→ **Written task**
Write out the listing below again, precisely as it is given.

☆ ☆ ☆ ☆

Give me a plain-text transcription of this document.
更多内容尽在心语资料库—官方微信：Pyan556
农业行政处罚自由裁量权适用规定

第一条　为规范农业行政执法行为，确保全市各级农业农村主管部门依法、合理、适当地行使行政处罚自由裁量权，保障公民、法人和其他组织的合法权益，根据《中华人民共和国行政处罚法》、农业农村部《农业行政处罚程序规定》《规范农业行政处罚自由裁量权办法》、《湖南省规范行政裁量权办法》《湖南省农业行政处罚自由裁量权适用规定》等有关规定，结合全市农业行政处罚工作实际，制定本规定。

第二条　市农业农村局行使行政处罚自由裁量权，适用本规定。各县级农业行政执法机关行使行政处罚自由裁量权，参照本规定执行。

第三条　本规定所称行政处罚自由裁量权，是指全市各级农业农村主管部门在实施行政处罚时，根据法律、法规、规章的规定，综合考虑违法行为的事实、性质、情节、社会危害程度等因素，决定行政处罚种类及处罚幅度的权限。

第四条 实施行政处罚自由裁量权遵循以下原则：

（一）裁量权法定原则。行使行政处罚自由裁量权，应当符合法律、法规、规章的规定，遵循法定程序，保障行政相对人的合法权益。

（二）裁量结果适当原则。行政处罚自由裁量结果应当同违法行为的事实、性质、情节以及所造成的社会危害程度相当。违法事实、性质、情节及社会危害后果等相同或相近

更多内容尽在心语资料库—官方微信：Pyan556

☆ ☆ ☆ ☆

→ **Exercise output**
Give me a plain-text transcription of this document.
更多内容尽在心语资料库—官方微信：Pyan556
农业行政处罚自由裁量权适用规定

第一条　为规范农业行政执法行为，确保全市各级农业农村主管部门依法、合理、适当地行使行政处罚自由裁量权，保障公民、法人和其他组织的合法权益，根据《中华人民共和国行政处罚法》、农业农村部《农业行政处罚程序规定》《规范农业行政处罚自由裁量权办法》、《湖南省规范行政裁量权办法》《湖南省农业行政处罚自由裁量权适用规定》等有关规定，结合全市农业行政处罚工作实际，制定本规定。

第二条　市农业农村局行使行政处罚自由裁量权，适用本规定。各县级农业行政执法机关行使行政处罚自由裁量权，参照本规定执行。

第三条　本规定所称行政处罚自由裁量权，是指全市各级农业农村主管部门在实施行政处罚时，根据法律、法规、规章的规定，综合考虑违法行为的事实、性质、情节、社会危害程度等因素，决定行政处罚种类及处罚幅度的权限。

第四条 实施行政处罚自由裁量权遵循以下原则：

（一）裁量权法定原则。行使行政处罚自由裁量权，应当符合法律、法规、规章的规定，遵循法定程序，保障行政相对人的合法权益。

（二）裁量结果适当原则。行政处罚自由裁量结果应当同违法行为的事实、性质、情节以及所造成的社会危害程度相当。违法事实、性质、情节及社会危害后果等相同或相近

更多内容尽在心语资料库—官方微信：Pyan556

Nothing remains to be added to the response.